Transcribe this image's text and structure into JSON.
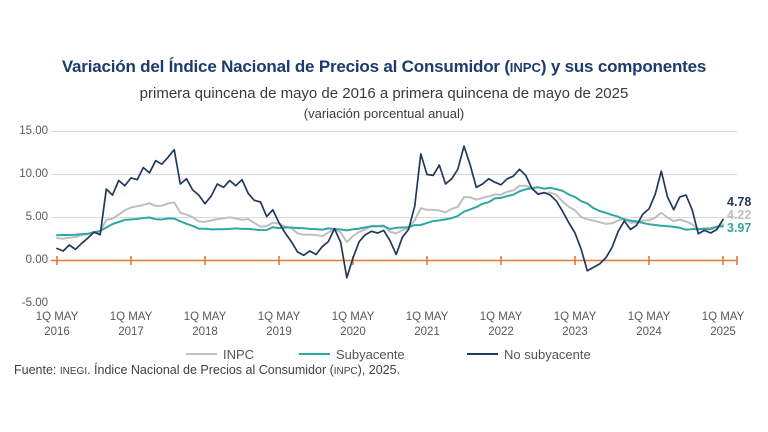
{
  "header": {
    "title_pre": "Variación del Índice Nacional de Precios al Consumidor (",
    "title_acronym": "INPC",
    "title_post": ") y sus componentes",
    "subtitle": "primera quincena de mayo de 2016 a primera quincena de mayo de 2025",
    "note": "(variación porcentual anual)"
  },
  "footer": {
    "source_pre": "Fuente: ",
    "source_acr1": "INEGI",
    "source_mid": ". Índice Nacional de Precios al Consumidor (",
    "source_acr2": "INPC",
    "source_post": "), 2025."
  },
  "colors": {
    "title": "#1c3c6e",
    "zero_axis": "#e0793c",
    "grid": "#d9d9d9",
    "axis_text": "#595959",
    "inpc": "#bfbfbf",
    "subyacente": "#2fa8a3",
    "no_subyacente": "#22395c"
  },
  "chart_data": {
    "type": "line",
    "title": "Variación del Índice Nacional de Precios al Consumidor (INPC) y sus componentes",
    "subtitle": "primera quincena de mayo de 2016 a primera quincena de mayo de 2025",
    "ylabel": "variación porcentual anual",
    "ylim": [
      -5,
      15
    ],
    "y_ticks": [
      -5,
      0,
      5,
      10,
      15
    ],
    "y_tick_labels": [
      "-5.00",
      "0.00",
      "5.00",
      "10.00",
      "15.00"
    ],
    "y_gridlines": [
      5,
      10,
      15
    ],
    "zero_line": 0,
    "x_tick_prefix": "1Q MAY",
    "x_tick_years": [
      "2016",
      "2017",
      "2018",
      "2019",
      "2020",
      "2021",
      "2022",
      "2023",
      "2024",
      "2025"
    ],
    "x_range_note": "monthly samples from 1Q May 2016 to 1Q May 2025",
    "legend_position": "bottom",
    "series": [
      {
        "name": "INPC",
        "color": "#bfbfbf",
        "stroke_width": 2,
        "end_value": 4.22,
        "end_label": "4.22",
        "values": [
          2.6,
          2.54,
          2.65,
          2.73,
          2.97,
          3.06,
          3.31,
          3.36,
          4.72,
          4.86,
          5.35,
          5.82,
          6.16,
          6.31,
          6.44,
          6.66,
          6.35,
          6.37,
          6.63,
          6.77,
          5.55,
          5.34,
          5.04,
          4.55,
          4.51,
          4.65,
          4.81,
          4.9,
          5.02,
          4.9,
          4.72,
          4.83,
          4.37,
          3.94,
          4.0,
          4.41,
          4.28,
          3.95,
          3.78,
          3.16,
          3.0,
          3.02,
          2.97,
          2.83,
          3.24,
          3.7,
          3.25,
          2.15,
          2.84,
          3.33,
          3.62,
          4.05,
          4.01,
          4.09,
          3.33,
          3.15,
          3.54,
          3.76,
          4.67,
          6.08,
          5.89,
          5.88,
          5.81,
          5.59,
          6.0,
          6.24,
          7.37,
          7.36,
          7.07,
          7.28,
          7.45,
          7.68,
          7.65,
          7.99,
          8.15,
          8.7,
          8.7,
          8.41,
          7.8,
          7.82,
          7.91,
          7.62,
          6.85,
          6.25,
          5.84,
          5.06,
          4.79,
          4.64,
          4.45,
          4.26,
          4.32,
          4.66,
          4.88,
          4.4,
          4.42,
          4.65,
          4.69,
          4.98,
          5.57,
          4.99,
          4.58,
          4.76,
          4.55,
          4.21,
          3.59,
          3.77,
          3.8,
          3.93,
          4.22
        ]
      },
      {
        "name": "Subyacente",
        "color": "#2fa8a3",
        "stroke_width": 2,
        "end_value": 3.97,
        "end_label": "3.97",
        "values": [
          2.93,
          2.97,
          2.97,
          3.0,
          3.07,
          3.1,
          3.29,
          3.44,
          3.84,
          4.24,
          4.48,
          4.72,
          4.78,
          4.83,
          4.94,
          5.0,
          4.8,
          4.77,
          4.9,
          4.87,
          4.56,
          4.27,
          4.02,
          3.71,
          3.69,
          3.62,
          3.63,
          3.63,
          3.67,
          3.73,
          3.68,
          3.68,
          3.6,
          3.54,
          3.55,
          3.87,
          3.77,
          3.85,
          3.82,
          3.78,
          3.75,
          3.68,
          3.65,
          3.59,
          3.73,
          3.66,
          3.6,
          3.5,
          3.64,
          3.71,
          3.85,
          3.97,
          3.99,
          3.98,
          3.66,
          3.8,
          3.84,
          3.87,
          4.12,
          4.13,
          4.37,
          4.58,
          4.66,
          4.78,
          4.92,
          5.19,
          5.67,
          5.94,
          6.21,
          6.59,
          6.78,
          7.22,
          7.28,
          7.49,
          7.65,
          8.05,
          8.28,
          8.42,
          8.51,
          8.35,
          8.45,
          8.29,
          8.09,
          7.67,
          7.39,
          6.89,
          6.64,
          6.08,
          5.76,
          5.55,
          5.3,
          5.09,
          4.76,
          4.64,
          4.55,
          4.37,
          4.21,
          4.13,
          4.05,
          4.0,
          3.91,
          3.8,
          3.58,
          3.65,
          3.66,
          3.65,
          3.64,
          3.93,
          3.97
        ]
      },
      {
        "name": "No subyacente",
        "color": "#22395c",
        "stroke_width": 1.7,
        "end_value": 4.78,
        "end_label": "4.78",
        "values": [
          1.4,
          1.1,
          1.8,
          1.3,
          2.0,
          2.6,
          3.3,
          3.0,
          8.3,
          7.6,
          9.3,
          8.7,
          9.6,
          9.4,
          10.8,
          10.2,
          11.6,
          11.2,
          12.0,
          12.9,
          8.9,
          9.5,
          8.2,
          7.6,
          6.6,
          7.5,
          8.9,
          8.5,
          9.3,
          8.7,
          9.4,
          7.8,
          7.0,
          6.8,
          5.1,
          5.9,
          4.4,
          3.2,
          2.2,
          1.0,
          0.6,
          1.1,
          0.7,
          1.6,
          2.2,
          3.7,
          2.1,
          -2.0,
          0.3,
          2.2,
          3.0,
          3.4,
          3.2,
          3.5,
          2.3,
          0.7,
          2.7,
          3.6,
          6.3,
          12.4,
          10.0,
          9.9,
          11.1,
          8.9,
          9.5,
          10.6,
          13.3,
          11.1,
          8.5,
          8.9,
          9.5,
          9.1,
          8.8,
          9.5,
          9.8,
          10.6,
          9.9,
          8.4,
          7.7,
          7.9,
          7.6,
          6.9,
          5.7,
          4.4,
          3.2,
          1.3,
          -1.2,
          -0.8,
          -0.4,
          0.3,
          1.5,
          3.4,
          4.6,
          3.6,
          4.1,
          5.4,
          6.0,
          7.7,
          10.4,
          7.4,
          5.9,
          7.4,
          7.6,
          5.9,
          3.1,
          3.5,
          3.2,
          3.6,
          4.78
        ]
      }
    ]
  }
}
++++
STATED EXERCISE:
Tell how many lines contain the word "Consumidor", using only the number.

FINAL RESULT:
3